--- Start of Material provided ---

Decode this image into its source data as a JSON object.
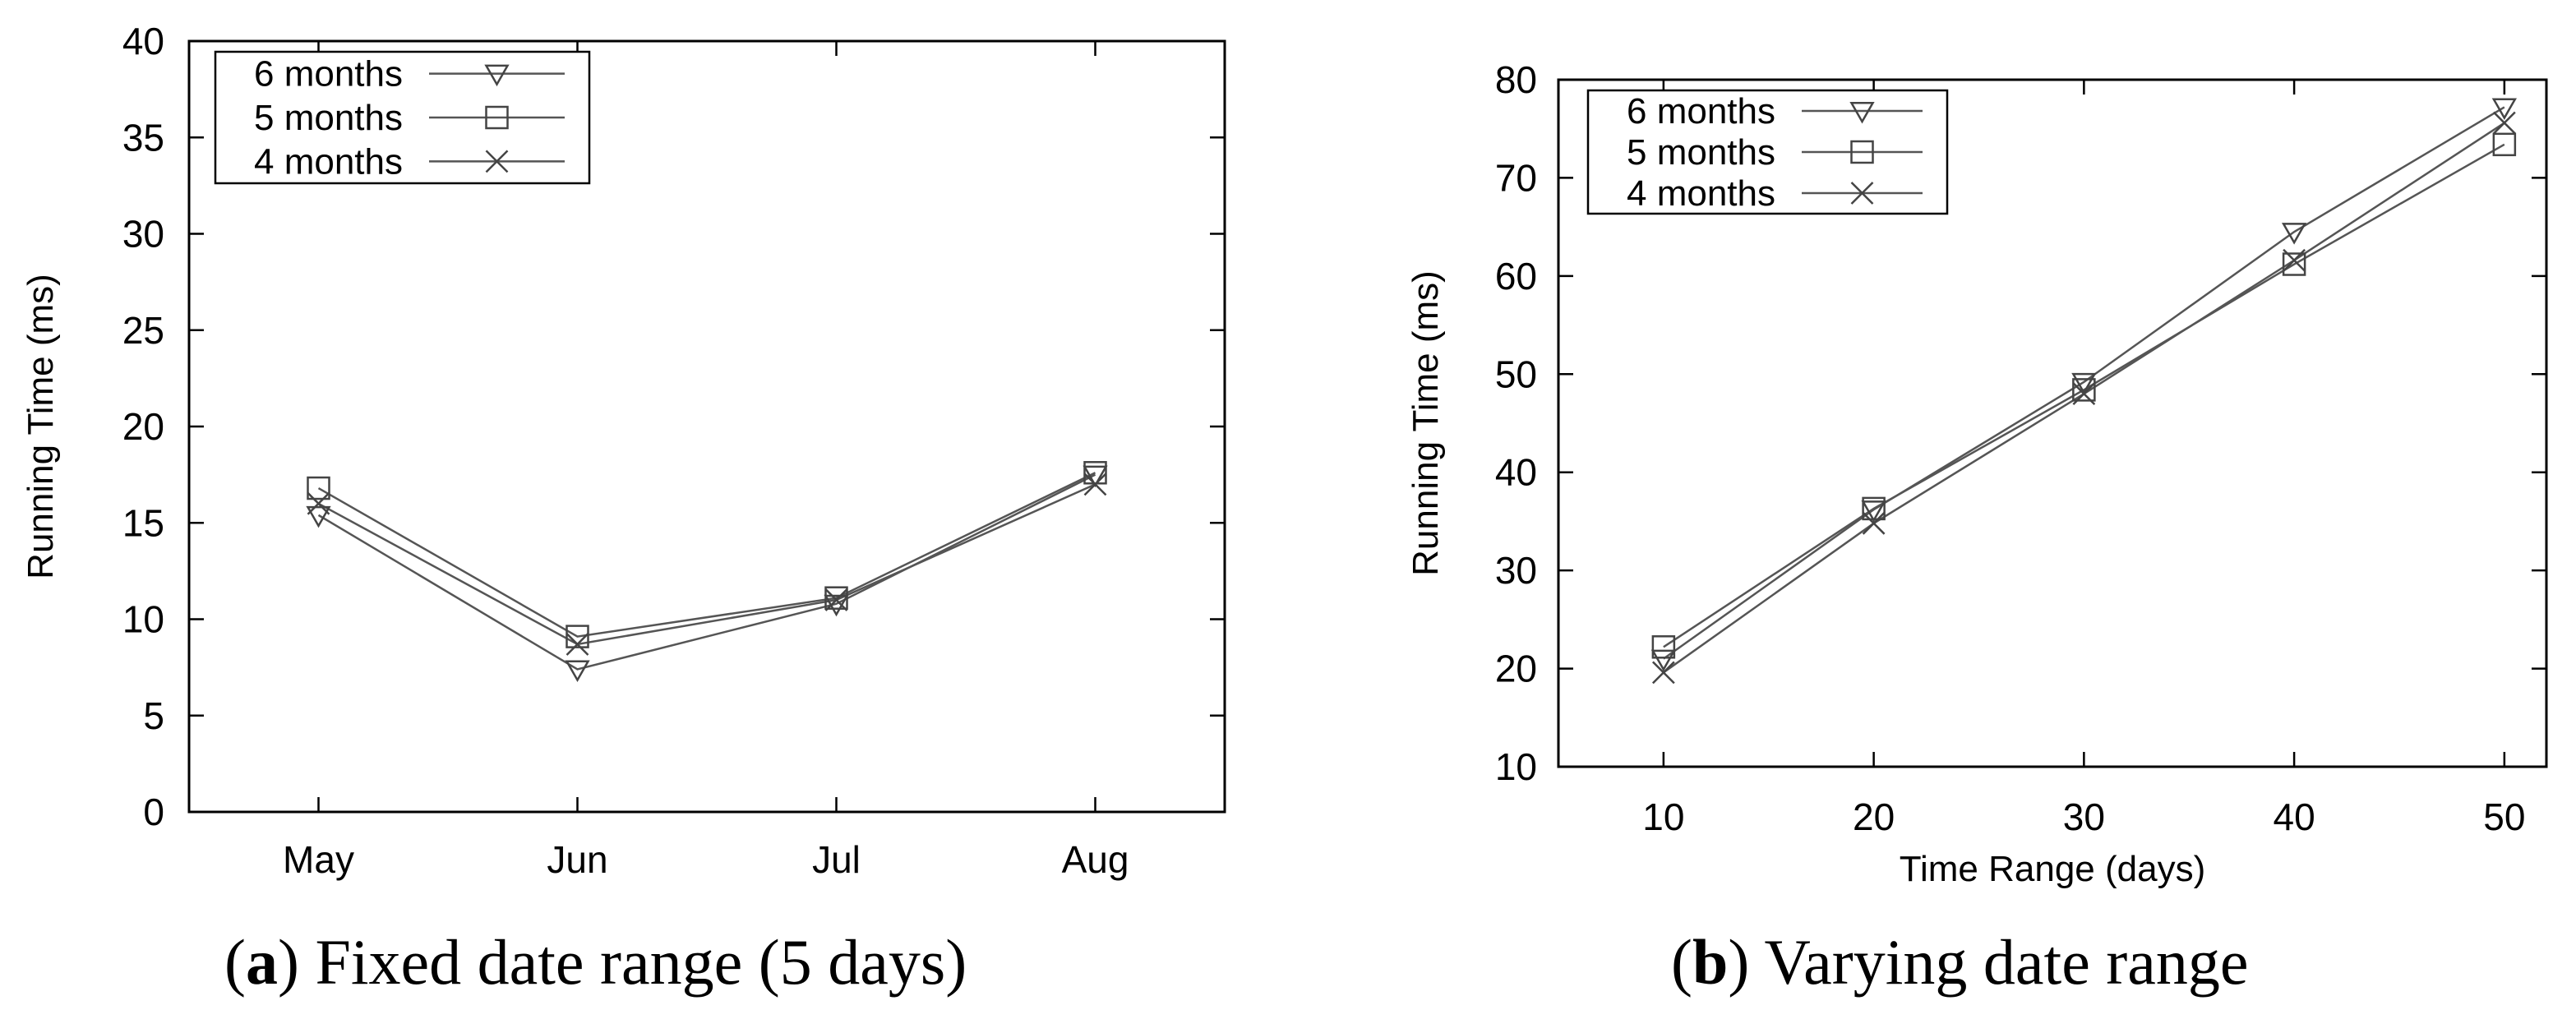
{
  "chart_data": [
    {
      "type": "line",
      "id": "a",
      "caption_letter": "a",
      "caption_text": " Fixed date range (5 days)",
      "title": "",
      "xlabel": "",
      "ylabel": "Running Time (ms)",
      "categories": [
        "May",
        "Jun",
        "Jul",
        "Aug"
      ],
      "ylim": [
        0,
        40
      ],
      "yticks": [
        0,
        5,
        10,
        15,
        20,
        25,
        30,
        35,
        40
      ],
      "series": [
        {
          "name": "6 months",
          "marker": "triangle-down",
          "values": [
            15.4,
            7.4,
            10.8,
            17.5
          ]
        },
        {
          "name": "5 months",
          "marker": "square",
          "values": [
            16.8,
            9.1,
            11.1,
            17.6
          ]
        },
        {
          "name": "4 months",
          "marker": "x",
          "values": [
            16.0,
            8.7,
            11.0,
            17.0
          ]
        }
      ],
      "legend": "top-left",
      "grid": false
    },
    {
      "type": "line",
      "id": "b",
      "caption_letter": "b",
      "caption_text": " Varying date range",
      "title": "",
      "xlabel": "Time Range (days)",
      "ylabel": "Running Time (ms)",
      "x": [
        10,
        20,
        30,
        40,
        50
      ],
      "xticks": [
        10,
        20,
        30,
        40,
        50
      ],
      "xlim": [
        5,
        52
      ],
      "ylim": [
        10,
        80
      ],
      "yticks": [
        10,
        20,
        30,
        40,
        50,
        60,
        70,
        80
      ],
      "series": [
        {
          "name": "6 months",
          "marker": "triangle-down",
          "values": [
            21.0,
            36.2,
            49.2,
            64.5,
            77.2
          ]
        },
        {
          "name": "5 months",
          "marker": "square",
          "values": [
            22.2,
            36.3,
            48.4,
            61.2,
            73.4
          ]
        },
        {
          "name": "4 months",
          "marker": "x",
          "values": [
            19.6,
            34.8,
            48.0,
            61.6,
            75.6
          ]
        }
      ],
      "legend": "top-left",
      "grid": false
    }
  ]
}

--- End of Material provided ---

> _Set problem_
Reproduce the full material exactly, excluding the pictures.

> _Task output_
Decode this image into its source data as a JSON object.
{
  "chart_data": [
    {
      "type": "line",
      "id": "a",
      "caption_letter": "a",
      "caption_text": " Fixed date range (5 days)",
      "title": "",
      "xlabel": "",
      "ylabel": "Running Time (ms)",
      "categories": [
        "May",
        "Jun",
        "Jul",
        "Aug"
      ],
      "ylim": [
        0,
        40
      ],
      "yticks": [
        0,
        5,
        10,
        15,
        20,
        25,
        30,
        35,
        40
      ],
      "series": [
        {
          "name": "6 months",
          "marker": "triangle-down",
          "values": [
            15.4,
            7.4,
            10.8,
            17.5
          ]
        },
        {
          "name": "5 months",
          "marker": "square",
          "values": [
            16.8,
            9.1,
            11.1,
            17.6
          ]
        },
        {
          "name": "4 months",
          "marker": "x",
          "values": [
            16.0,
            8.7,
            11.0,
            17.0
          ]
        }
      ],
      "legend": "top-left",
      "grid": false
    },
    {
      "type": "line",
      "id": "b",
      "caption_letter": "b",
      "caption_text": " Varying date range",
      "title": "",
      "xlabel": "Time Range (days)",
      "ylabel": "Running Time (ms)",
      "x": [
        10,
        20,
        30,
        40,
        50
      ],
      "xticks": [
        10,
        20,
        30,
        40,
        50
      ],
      "xlim": [
        5,
        52
      ],
      "ylim": [
        10,
        80
      ],
      "yticks": [
        10,
        20,
        30,
        40,
        50,
        60,
        70,
        80
      ],
      "series": [
        {
          "name": "6 months",
          "marker": "triangle-down",
          "values": [
            21.0,
            36.2,
            49.2,
            64.5,
            77.2
          ]
        },
        {
          "name": "5 months",
          "marker": "square",
          "values": [
            22.2,
            36.3,
            48.4,
            61.2,
            73.4
          ]
        },
        {
          "name": "4 months",
          "marker": "x",
          "values": [
            19.6,
            34.8,
            48.0,
            61.6,
            75.6
          ]
        }
      ],
      "legend": "top-left",
      "grid": false
    }
  ]
}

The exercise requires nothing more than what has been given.